---- RAW RECORDS
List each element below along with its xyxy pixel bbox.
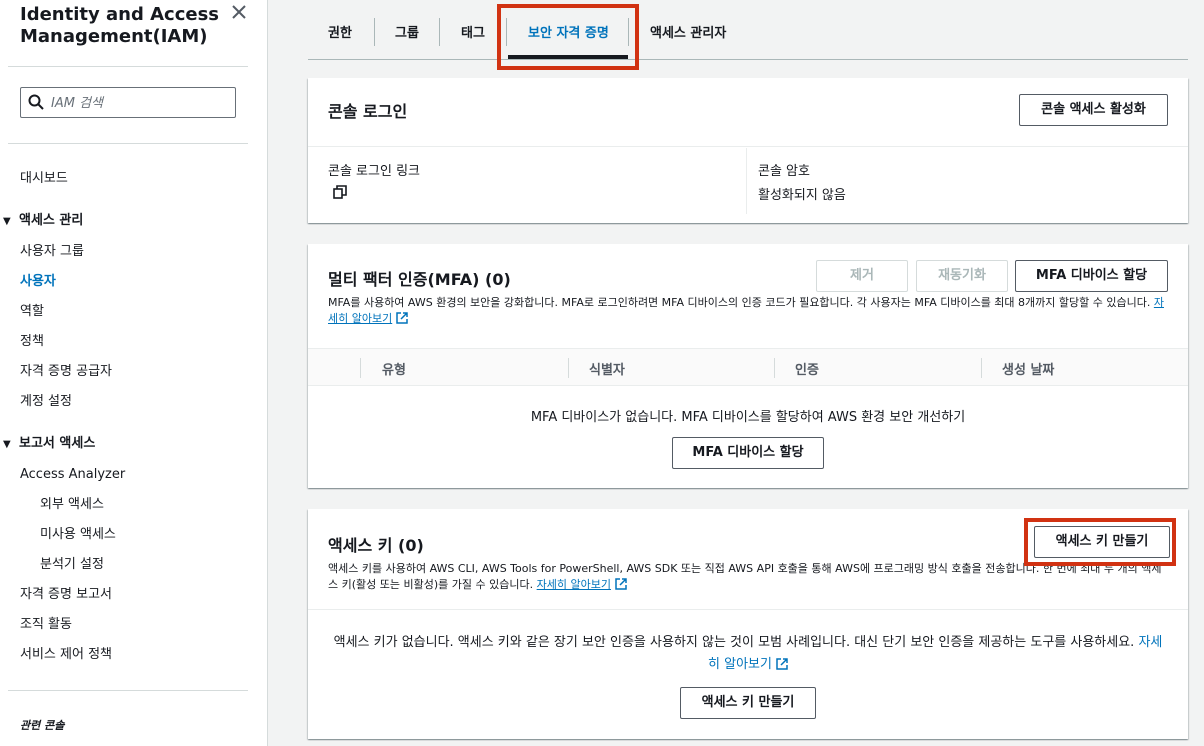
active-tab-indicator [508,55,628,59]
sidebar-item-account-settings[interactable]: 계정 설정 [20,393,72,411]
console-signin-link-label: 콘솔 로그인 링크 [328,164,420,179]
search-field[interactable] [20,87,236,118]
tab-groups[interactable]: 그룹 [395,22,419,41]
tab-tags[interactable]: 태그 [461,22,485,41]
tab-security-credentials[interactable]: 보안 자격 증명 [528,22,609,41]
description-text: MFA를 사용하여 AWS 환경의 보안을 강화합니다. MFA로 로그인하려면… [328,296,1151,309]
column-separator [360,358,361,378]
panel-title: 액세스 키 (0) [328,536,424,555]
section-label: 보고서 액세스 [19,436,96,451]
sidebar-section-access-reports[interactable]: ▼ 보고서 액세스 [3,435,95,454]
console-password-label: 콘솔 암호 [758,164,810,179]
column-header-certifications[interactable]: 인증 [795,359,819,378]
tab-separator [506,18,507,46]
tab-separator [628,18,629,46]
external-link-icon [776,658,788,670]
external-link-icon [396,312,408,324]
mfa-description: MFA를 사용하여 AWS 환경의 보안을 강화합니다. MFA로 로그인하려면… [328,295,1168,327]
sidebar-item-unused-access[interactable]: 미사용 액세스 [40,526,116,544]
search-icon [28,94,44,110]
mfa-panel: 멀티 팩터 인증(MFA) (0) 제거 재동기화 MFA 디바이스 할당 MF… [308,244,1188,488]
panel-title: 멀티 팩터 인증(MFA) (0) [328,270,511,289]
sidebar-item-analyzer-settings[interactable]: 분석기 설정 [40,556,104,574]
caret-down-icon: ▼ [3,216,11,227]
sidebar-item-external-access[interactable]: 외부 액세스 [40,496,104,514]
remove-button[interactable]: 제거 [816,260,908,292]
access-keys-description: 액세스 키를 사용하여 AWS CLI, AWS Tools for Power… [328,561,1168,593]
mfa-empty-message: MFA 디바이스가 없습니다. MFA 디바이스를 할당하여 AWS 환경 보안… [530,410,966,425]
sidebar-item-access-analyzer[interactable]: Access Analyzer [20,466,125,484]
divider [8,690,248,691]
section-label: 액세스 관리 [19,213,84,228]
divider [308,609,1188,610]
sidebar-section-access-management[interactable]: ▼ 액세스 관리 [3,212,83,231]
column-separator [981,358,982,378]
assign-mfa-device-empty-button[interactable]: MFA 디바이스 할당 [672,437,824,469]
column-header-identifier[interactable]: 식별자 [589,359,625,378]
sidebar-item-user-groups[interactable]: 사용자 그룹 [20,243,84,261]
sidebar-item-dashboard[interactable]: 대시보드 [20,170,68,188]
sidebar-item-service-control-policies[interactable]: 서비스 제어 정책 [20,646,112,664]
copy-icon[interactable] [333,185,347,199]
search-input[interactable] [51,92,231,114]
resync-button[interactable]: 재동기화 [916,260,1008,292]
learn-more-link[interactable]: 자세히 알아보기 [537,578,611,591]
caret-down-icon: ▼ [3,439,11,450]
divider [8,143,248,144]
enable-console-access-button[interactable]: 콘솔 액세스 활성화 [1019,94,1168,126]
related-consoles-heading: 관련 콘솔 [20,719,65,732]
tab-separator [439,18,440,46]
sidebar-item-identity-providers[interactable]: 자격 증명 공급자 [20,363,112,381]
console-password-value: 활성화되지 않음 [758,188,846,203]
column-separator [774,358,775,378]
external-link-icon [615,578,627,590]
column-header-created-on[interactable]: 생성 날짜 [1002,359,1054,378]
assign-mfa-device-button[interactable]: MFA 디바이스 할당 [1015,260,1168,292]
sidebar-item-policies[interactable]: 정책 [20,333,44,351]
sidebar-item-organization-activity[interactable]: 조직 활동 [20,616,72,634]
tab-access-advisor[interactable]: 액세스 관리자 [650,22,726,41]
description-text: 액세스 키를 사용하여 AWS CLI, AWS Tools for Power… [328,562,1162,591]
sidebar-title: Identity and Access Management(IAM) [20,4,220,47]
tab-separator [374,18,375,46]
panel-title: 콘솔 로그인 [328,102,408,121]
--------
Change every "external-link-icon" in the records above to "outbound-link-icon" and reproduce them with nothing else altered. Leave the pictures out.

— WRITTEN RESPONSE —
List each element below along with its xyxy pixel bbox.
active-tab-indicator [508,55,628,59]
sidebar-item-account-settings[interactable]: 계정 설정 [20,393,72,411]
console-signin-link-label: 콘솔 로그인 링크 [328,164,420,179]
search-field[interactable] [20,87,236,118]
tab-groups[interactable]: 그룹 [395,22,419,41]
tab-tags[interactable]: 태그 [461,22,485,41]
tab-security-credentials[interactable]: 보안 자격 증명 [528,22,609,41]
description-text: MFA를 사용하여 AWS 환경의 보안을 강화합니다. MFA로 로그인하려면… [328,296,1151,309]
column-separator [360,358,361,378]
panel-title: 액세스 키 (0) [328,536,424,555]
section-label: 보고서 액세스 [19,436,96,451]
sidebar-section-access-reports[interactable]: ▼ 보고서 액세스 [3,435,95,454]
console-password-label: 콘솔 암호 [758,164,810,179]
column-header-certifications[interactable]: 인증 [795,359,819,378]
tab-separator [506,18,507,46]
tab-separator [628,18,629,46]
outbound-link-icon [776,658,788,670]
outbound-link-icon [396,312,408,324]
mfa-description: MFA를 사용하여 AWS 환경의 보안을 강화합니다. MFA로 로그인하려면… [328,295,1168,327]
sidebar-item-unused-access[interactable]: 미사용 액세스 [40,526,116,544]
search-icon [28,94,44,110]
mfa-panel: 멀티 팩터 인증(MFA) (0) 제거 재동기화 MFA 디바이스 할당 MF… [308,244,1188,488]
panel-title: 멀티 팩터 인증(MFA) (0) [328,270,511,289]
sidebar-item-analyzer-settings[interactable]: 분석기 설정 [40,556,104,574]
caret-down-icon: ▼ [3,216,11,227]
sidebar-item-external-access[interactable]: 외부 액세스 [40,496,104,514]
remove-button[interactable]: 제거 [816,260,908,292]
access-keys-description: 액세스 키를 사용하여 AWS CLI, AWS Tools for Power… [328,561,1168,593]
mfa-empty-message: MFA 디바이스가 없습니다. MFA 디바이스를 할당하여 AWS 환경 보안… [530,410,966,425]
sidebar-item-access-analyzer[interactable]: Access Analyzer [20,466,125,484]
divider [8,690,248,691]
section-label: 액세스 관리 [19,213,84,228]
divider [308,609,1188,610]
sidebar-section-access-management[interactable]: ▼ 액세스 관리 [3,212,83,231]
column-separator [981,358,982,378]
assign-mfa-device-empty-button[interactable]: MFA 디바이스 할당 [672,437,824,469]
column-header-identifier[interactable]: 식별자 [589,359,625,378]
sidebar-item-user-groups[interactable]: 사용자 그룹 [20,243,84,261]
sidebar-item-dashboard[interactable]: 대시보드 [20,170,68,188]
sidebar-item-service-control-policies[interactable]: 서비스 제어 정책 [20,646,112,664]
copy-icon[interactable] [333,185,347,199]
search-input[interactable] [51,92,231,114]
resync-button[interactable]: 재동기화 [916,260,1008,292]
learn-more-link[interactable]: 자세히 알아보기 [537,578,611,591]
caret-down-icon: ▼ [3,439,11,450]
divider [8,143,248,144]
enable-console-access-button[interactable]: 콘솔 액세스 활성화 [1019,94,1168,126]
related-consoles-heading: 관련 콘솔 [20,719,65,732]
tab-separator [439,18,440,46]
sidebar-item-identity-providers[interactable]: 자격 증명 공급자 [20,363,112,381]
console-password-value: 활성화되지 않음 [758,188,846,203]
column-separator [774,358,775,378]
outbound-link-icon [615,578,627,590]
column-header-created-on[interactable]: 생성 날짜 [1002,359,1054,378]
assign-mfa-device-button[interactable]: MFA 디바이스 할당 [1015,260,1168,292]
sidebar-item-policies[interactable]: 정책 [20,333,44,351]
sidebar-item-organization-activity[interactable]: 조직 활동 [20,616,72,634]
tab-access-advisor[interactable]: 액세스 관리자 [650,22,726,41]
description-text: 액세스 키를 사용하여 AWS CLI, AWS Tools for Power… [328,562,1162,591]
sidebar-title: Identity and Access Management(IAM) [20,4,220,47]
tab-separator [374,18,375,46]
panel-title: 콘솔 로그인 [328,102,408,121]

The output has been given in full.